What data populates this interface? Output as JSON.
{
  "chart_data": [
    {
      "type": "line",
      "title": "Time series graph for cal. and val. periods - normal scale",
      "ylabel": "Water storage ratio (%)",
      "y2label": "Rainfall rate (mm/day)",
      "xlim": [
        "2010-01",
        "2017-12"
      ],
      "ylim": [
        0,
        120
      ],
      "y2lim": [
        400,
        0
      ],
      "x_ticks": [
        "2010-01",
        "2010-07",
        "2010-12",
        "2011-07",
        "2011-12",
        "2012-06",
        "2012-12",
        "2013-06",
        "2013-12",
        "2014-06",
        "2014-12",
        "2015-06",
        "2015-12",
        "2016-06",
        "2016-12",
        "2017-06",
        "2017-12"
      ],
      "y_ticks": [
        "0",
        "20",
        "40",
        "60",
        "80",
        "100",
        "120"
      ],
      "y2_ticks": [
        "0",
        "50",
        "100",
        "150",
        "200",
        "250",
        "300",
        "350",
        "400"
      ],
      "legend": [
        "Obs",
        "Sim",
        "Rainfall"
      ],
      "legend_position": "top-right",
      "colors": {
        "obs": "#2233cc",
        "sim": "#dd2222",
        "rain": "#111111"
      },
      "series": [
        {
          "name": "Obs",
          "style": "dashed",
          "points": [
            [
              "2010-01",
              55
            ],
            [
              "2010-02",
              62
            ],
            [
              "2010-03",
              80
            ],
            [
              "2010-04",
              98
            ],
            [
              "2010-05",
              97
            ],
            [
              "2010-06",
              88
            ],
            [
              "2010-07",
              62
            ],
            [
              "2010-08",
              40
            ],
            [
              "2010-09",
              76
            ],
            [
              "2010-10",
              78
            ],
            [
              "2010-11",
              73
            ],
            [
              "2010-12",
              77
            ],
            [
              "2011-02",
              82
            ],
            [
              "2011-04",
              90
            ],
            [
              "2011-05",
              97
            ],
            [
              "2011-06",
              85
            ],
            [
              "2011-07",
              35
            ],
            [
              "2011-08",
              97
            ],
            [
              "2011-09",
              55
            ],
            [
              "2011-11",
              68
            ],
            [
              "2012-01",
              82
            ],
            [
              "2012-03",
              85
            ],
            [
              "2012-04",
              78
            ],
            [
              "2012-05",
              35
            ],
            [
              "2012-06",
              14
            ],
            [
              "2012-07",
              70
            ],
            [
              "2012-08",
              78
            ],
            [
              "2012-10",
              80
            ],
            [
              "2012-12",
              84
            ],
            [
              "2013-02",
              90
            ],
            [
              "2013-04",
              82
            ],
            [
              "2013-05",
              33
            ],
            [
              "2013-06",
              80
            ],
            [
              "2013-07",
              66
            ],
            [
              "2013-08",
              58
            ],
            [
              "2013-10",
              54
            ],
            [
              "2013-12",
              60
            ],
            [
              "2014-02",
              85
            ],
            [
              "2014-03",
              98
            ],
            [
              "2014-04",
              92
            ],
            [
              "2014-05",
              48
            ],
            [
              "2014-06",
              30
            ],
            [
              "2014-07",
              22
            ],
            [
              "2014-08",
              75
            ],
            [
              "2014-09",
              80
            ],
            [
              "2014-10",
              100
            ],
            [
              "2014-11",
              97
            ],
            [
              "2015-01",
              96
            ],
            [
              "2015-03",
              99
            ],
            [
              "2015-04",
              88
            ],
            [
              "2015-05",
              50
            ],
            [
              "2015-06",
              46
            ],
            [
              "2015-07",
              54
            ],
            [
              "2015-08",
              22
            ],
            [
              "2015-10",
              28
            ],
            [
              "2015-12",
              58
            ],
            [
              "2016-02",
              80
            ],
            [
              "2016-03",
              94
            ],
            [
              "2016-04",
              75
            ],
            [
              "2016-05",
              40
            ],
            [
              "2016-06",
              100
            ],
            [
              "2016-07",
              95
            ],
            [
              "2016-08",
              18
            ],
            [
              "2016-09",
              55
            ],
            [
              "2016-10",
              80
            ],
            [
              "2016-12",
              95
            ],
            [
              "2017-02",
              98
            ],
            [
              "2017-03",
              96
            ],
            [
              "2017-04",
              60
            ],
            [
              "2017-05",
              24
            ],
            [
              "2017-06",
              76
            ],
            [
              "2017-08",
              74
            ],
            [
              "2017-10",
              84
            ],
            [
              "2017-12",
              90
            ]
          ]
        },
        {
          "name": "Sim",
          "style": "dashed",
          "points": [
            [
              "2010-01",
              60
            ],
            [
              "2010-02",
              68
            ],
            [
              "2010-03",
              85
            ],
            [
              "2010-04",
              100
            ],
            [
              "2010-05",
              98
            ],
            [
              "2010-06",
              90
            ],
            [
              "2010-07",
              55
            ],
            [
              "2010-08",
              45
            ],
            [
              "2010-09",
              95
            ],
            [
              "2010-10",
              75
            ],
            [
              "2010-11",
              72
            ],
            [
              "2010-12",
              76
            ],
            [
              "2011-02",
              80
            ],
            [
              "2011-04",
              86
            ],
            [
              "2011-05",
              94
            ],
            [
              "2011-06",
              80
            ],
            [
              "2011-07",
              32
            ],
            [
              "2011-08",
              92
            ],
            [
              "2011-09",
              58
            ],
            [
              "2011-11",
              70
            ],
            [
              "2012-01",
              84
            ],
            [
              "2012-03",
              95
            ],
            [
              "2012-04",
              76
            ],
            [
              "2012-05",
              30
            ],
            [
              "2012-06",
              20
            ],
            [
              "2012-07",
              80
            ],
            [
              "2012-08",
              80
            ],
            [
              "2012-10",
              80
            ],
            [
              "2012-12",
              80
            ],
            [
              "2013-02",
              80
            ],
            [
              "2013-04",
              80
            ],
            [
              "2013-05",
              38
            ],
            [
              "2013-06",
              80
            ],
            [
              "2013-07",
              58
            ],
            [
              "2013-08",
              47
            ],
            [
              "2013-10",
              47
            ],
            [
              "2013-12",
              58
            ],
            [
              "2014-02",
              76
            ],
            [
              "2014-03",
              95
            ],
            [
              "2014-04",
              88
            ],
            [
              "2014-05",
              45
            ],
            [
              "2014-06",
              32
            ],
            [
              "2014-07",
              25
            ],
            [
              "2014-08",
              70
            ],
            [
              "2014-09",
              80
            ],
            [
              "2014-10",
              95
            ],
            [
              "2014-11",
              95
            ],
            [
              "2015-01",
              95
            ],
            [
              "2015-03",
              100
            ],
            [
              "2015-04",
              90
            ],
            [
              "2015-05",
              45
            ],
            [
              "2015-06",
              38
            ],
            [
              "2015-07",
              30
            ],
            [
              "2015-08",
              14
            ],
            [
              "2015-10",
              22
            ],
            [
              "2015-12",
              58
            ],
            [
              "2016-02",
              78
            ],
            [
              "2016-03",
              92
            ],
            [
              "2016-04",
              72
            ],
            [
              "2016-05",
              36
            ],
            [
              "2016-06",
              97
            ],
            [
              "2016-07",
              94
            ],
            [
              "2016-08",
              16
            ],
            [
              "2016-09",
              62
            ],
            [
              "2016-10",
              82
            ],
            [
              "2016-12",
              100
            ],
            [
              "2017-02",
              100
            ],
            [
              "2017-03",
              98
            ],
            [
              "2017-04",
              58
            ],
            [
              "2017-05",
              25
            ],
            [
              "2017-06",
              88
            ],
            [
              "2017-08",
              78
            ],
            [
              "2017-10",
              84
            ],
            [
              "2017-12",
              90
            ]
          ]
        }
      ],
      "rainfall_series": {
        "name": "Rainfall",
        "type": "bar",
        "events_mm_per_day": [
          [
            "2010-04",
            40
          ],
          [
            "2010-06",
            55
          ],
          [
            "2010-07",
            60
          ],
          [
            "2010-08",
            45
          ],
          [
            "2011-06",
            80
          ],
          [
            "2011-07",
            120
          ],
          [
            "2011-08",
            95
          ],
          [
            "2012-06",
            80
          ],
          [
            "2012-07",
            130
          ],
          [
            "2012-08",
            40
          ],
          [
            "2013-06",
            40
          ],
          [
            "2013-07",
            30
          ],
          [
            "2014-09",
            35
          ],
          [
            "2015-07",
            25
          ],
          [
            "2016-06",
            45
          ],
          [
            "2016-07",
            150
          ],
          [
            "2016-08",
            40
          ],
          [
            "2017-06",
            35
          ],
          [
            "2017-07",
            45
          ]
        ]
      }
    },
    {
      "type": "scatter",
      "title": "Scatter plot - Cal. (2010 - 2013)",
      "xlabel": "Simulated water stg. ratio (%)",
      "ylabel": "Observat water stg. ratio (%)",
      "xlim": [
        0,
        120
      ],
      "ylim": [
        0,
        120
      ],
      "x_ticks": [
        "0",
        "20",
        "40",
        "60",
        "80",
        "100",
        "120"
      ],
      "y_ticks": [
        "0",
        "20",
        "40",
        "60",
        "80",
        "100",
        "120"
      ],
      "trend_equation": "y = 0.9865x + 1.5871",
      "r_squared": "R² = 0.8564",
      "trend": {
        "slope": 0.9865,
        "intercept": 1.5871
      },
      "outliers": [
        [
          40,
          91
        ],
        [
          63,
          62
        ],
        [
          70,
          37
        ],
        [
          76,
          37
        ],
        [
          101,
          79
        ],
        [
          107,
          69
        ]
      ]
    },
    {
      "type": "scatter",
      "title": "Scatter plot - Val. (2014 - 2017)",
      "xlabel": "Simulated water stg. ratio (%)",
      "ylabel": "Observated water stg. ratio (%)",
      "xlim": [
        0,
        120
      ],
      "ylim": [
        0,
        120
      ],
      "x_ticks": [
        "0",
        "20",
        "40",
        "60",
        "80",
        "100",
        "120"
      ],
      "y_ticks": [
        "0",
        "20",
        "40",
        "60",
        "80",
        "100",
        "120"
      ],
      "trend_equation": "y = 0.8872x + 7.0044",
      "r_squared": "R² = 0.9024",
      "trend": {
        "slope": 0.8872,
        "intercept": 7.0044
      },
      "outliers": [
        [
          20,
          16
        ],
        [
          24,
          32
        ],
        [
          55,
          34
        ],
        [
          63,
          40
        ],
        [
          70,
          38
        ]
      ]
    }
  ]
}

* **Aim**
Find the word "ylabel" in the entries above and gather every line that holds it.

* **Result for this task**
      "ylabel": "Water storage ratio (%)",
      "ylabel": "Observat water stg. ratio (%)",
      "ylabel": "Observated water stg. ratio (%)",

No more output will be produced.